■ What is expected
Pull out every line in the rows below that contains the string "element", treating uppercase and lowercase as different.
──────── Provided information ────────
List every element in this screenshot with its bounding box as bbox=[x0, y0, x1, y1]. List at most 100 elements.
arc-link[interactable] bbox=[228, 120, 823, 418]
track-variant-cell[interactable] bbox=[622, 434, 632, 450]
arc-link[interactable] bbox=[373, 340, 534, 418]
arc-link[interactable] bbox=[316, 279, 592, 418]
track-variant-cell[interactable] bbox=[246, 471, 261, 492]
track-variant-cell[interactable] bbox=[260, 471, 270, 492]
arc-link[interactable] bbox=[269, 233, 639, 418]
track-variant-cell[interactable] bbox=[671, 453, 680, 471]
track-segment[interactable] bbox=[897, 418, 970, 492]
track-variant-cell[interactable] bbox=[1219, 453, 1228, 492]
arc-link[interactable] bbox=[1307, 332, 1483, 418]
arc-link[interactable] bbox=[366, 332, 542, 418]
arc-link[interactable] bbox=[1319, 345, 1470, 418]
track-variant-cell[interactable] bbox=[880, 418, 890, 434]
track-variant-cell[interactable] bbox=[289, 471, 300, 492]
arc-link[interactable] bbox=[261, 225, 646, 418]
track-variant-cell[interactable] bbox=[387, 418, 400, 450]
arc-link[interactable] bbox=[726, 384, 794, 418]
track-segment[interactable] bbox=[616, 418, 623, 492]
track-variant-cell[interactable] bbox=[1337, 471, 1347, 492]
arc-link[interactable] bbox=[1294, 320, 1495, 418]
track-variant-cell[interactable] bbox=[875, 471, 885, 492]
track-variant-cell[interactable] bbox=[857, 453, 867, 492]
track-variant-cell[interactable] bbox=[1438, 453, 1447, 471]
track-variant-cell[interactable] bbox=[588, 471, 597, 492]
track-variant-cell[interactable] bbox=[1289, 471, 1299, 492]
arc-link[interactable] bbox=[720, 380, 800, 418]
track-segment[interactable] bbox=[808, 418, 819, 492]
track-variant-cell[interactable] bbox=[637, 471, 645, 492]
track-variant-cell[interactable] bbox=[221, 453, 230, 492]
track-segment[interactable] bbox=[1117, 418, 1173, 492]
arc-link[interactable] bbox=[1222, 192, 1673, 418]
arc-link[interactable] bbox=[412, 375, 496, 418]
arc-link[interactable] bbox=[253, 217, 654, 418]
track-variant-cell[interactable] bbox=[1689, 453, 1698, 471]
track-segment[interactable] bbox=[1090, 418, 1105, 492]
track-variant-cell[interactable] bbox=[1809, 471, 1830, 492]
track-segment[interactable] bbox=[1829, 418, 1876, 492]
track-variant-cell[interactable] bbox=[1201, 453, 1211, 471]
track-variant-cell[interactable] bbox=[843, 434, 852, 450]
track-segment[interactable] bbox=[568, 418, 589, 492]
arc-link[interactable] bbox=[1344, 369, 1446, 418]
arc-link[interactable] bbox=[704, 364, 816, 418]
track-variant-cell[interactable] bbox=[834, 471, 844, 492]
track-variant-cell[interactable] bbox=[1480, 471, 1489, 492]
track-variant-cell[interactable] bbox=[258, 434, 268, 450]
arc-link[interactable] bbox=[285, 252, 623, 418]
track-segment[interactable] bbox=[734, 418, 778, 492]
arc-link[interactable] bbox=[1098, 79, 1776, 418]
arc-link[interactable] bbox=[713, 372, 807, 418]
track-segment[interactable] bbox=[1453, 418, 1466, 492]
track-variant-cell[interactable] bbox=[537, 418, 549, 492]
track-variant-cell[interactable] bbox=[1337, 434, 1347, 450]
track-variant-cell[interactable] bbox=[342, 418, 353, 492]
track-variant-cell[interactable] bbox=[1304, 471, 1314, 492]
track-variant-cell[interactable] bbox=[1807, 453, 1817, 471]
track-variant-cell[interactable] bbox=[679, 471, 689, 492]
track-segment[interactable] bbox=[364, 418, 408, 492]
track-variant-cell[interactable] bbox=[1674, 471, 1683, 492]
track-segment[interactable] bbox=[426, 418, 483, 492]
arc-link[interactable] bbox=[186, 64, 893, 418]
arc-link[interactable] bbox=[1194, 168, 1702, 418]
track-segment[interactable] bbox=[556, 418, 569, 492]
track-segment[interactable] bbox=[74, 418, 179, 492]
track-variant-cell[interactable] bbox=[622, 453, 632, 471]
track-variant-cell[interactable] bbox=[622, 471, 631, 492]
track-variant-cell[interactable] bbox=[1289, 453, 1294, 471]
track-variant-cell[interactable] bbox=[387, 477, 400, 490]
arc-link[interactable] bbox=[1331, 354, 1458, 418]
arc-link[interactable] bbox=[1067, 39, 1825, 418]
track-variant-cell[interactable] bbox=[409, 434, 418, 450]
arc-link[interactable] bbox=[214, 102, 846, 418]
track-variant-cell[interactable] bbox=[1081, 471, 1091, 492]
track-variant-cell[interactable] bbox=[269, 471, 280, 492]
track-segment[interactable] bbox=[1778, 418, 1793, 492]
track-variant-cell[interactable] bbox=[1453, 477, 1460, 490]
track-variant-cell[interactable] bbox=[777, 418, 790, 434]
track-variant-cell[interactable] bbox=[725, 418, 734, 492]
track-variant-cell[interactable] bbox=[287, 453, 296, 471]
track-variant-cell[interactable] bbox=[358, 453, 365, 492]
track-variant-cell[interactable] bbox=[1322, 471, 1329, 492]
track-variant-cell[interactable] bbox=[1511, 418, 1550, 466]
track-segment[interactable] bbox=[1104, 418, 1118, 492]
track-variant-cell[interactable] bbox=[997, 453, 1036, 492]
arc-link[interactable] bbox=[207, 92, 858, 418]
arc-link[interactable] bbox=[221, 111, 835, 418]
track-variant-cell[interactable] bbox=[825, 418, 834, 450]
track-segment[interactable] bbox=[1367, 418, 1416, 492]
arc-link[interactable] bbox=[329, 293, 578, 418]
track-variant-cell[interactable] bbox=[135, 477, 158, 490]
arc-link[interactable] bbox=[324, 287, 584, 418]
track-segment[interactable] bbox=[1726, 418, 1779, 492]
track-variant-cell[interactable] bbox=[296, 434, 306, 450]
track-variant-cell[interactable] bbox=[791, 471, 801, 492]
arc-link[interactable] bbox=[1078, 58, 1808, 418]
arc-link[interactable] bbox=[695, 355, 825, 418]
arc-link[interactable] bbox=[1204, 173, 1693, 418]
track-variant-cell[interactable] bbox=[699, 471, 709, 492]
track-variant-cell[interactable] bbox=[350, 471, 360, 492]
────────
■ Solution
List every element in this screenshot with its bounding box as bbox=[x0, y0, x1, y1]. List at most 100 elements.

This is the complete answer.